◆ TEXTO PROPORCIONADO:
========

Sobrevivir al sleeper bus
Me habían hablado tanto del “infernal” bus que viajaba entre Vientiane y Hanoi, que necesitaba saber qué tan terrible era. Esta es la historia de una pesadilla que duró 29 horas.
Al igual como creo que la felicidad no es un destino, pienso que los viajes se tratan de exactamente lo mismo. Son mucho más que llegar a un lugar; es la odisea para llegar a puerto, la estadía en el lugar desconocido y la nostalgia que viene después.
Yo siempre quise el pack completo. Quería ensuciarme, perder vuelos y dormir mal. No soy masoquista, pero amo salir de mi zona de comodidad y no saber qué pasará después. Por esta razón, tomar la pesadilla de bus que va desde Vientiane, en Laos, hasta Hanoi, en Vietnam, era una de esas cosas que debía hacer.
Tras un par de días estancada en la capital de Laos, compré el pasaje que me llevaría a través de 24 horas de infierno, según me habían comentado distintos mochileros. Pero yo no podía entender qué lo hacía tan terrible.

========

◆ Entradas de la colección:

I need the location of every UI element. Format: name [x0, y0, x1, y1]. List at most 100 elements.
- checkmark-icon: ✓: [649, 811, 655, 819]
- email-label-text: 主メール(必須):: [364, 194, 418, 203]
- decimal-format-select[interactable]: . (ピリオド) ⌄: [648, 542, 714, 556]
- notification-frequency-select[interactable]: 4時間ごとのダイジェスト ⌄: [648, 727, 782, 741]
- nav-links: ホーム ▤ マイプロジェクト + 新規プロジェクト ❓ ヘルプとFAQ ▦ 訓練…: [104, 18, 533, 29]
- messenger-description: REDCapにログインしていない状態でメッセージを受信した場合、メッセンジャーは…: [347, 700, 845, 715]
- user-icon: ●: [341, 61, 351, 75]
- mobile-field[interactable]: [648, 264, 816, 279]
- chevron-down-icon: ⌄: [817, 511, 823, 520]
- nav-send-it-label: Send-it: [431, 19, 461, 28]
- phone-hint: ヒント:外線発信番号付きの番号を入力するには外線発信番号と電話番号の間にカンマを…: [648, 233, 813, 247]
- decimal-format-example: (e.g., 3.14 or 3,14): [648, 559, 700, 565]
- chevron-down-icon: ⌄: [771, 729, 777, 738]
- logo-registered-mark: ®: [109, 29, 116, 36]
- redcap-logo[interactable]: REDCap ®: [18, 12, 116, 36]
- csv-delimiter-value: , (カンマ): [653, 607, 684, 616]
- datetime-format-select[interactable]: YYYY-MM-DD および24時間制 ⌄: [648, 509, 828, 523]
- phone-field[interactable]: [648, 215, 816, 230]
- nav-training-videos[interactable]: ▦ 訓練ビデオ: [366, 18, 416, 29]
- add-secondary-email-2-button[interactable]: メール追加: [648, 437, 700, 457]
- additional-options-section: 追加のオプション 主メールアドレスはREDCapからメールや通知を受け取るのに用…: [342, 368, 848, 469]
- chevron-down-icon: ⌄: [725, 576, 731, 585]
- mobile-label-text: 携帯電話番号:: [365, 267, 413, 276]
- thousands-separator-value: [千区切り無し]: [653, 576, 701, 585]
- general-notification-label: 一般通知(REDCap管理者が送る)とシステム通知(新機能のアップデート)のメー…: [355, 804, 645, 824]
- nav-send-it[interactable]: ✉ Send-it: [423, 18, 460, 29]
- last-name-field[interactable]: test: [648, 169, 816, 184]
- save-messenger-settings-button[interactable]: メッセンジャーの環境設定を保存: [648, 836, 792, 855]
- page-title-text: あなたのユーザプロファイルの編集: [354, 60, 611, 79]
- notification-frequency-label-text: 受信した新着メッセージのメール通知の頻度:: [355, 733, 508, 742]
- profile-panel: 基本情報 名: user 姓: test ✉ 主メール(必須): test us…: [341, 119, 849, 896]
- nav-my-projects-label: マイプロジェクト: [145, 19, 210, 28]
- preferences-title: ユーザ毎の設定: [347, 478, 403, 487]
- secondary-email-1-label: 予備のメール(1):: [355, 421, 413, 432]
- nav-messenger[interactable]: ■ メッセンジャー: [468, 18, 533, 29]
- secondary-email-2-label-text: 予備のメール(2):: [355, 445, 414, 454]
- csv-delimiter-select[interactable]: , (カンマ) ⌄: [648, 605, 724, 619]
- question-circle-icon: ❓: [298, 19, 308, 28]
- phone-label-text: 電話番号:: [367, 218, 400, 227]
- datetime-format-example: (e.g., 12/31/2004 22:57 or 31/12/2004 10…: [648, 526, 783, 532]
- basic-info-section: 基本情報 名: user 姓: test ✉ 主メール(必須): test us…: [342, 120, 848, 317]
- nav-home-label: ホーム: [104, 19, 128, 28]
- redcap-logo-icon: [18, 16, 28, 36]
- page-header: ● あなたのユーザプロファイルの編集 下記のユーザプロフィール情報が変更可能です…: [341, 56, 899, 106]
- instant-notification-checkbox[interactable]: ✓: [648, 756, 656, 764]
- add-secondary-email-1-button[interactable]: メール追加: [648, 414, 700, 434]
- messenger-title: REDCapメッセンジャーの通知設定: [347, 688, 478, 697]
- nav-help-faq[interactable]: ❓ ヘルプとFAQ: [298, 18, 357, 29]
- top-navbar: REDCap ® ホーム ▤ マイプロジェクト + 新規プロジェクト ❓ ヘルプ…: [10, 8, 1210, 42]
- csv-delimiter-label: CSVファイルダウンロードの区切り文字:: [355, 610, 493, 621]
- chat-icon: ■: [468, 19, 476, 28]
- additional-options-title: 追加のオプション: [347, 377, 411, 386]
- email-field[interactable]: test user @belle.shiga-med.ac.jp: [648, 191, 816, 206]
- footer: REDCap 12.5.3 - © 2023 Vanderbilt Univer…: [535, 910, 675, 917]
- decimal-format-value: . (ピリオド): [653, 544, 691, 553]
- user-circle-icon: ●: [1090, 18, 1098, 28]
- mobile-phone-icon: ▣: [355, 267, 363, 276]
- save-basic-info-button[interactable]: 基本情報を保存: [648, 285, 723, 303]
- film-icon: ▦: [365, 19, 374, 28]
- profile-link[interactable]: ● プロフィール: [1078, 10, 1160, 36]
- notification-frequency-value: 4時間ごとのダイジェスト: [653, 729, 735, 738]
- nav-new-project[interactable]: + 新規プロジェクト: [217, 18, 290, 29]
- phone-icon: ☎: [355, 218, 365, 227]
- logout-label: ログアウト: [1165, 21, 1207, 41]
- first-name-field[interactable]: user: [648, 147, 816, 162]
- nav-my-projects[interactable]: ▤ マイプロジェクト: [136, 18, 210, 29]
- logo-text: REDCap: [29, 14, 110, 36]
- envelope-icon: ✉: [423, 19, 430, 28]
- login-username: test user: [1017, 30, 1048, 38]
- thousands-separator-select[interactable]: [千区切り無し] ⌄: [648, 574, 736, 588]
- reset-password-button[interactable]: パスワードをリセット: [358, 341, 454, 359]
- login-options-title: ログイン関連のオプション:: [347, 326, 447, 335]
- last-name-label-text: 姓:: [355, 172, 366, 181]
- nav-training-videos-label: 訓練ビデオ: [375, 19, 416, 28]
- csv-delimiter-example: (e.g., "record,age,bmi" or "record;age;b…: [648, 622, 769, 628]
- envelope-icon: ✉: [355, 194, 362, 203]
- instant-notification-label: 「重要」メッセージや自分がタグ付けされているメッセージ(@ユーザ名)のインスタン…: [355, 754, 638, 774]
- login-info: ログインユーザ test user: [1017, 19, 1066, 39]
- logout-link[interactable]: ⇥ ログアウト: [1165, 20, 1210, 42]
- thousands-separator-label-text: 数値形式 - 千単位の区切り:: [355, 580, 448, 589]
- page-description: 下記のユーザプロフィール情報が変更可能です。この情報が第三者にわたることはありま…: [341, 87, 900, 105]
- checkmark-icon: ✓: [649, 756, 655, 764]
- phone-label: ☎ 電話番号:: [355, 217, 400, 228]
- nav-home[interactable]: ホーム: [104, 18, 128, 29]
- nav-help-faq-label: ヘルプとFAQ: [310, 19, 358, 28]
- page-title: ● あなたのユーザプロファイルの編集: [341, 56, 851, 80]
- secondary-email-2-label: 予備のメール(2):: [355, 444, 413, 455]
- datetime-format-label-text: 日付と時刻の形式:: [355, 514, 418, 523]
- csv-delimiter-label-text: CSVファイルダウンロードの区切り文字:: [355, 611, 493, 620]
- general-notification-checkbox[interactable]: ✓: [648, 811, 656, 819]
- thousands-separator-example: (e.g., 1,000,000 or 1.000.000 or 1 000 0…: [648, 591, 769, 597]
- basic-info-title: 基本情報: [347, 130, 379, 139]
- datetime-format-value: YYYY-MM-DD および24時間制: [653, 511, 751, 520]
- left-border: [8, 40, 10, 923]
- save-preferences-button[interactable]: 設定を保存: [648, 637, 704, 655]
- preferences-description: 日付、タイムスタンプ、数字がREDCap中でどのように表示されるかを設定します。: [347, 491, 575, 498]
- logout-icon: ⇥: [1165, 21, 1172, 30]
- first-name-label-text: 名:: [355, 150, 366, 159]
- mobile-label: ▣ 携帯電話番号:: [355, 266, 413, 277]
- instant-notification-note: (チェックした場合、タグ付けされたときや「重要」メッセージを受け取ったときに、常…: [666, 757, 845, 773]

========

◆ EL PROBLEMA: Continúa el relato sobre el viaje en sleeper bus entre Vientiane y Hanoi a partir de su última oración.

◆ CASILLA DE RESPUESTA:
Al llegar a la estación, unos hombres muy pesados empezaron a gritarme para que me subiera a un bus sin baño. Me ubicaron en la parte de atrás, en lo que parecía ser un espacio de dos plazas y media para cinco pasajeros. Respiré profundo y me instalé sin dejar de pensar que me había subido al vehículo equivocado.
Luego llegaron los que iban a ser mis compañeros en esa aventura: dos franceses, una inglesa y un belga. Todo el resto era asiático y no tenían intenciones de hablar en inglés. Los extranjeros nos saludamos, conversamos, tomamos pastillas para dormir y el motor empezó a andar.
Para mi sorpresa, el sleeper bus no tenía nada de dormilón. Quienes manejaban pusieron videos a todo volumen y nos tenían al borde de un ataque de ira. Después de horas de mal gusto musical, el belga no aguantó más y desconectó los parlantes como un ninja.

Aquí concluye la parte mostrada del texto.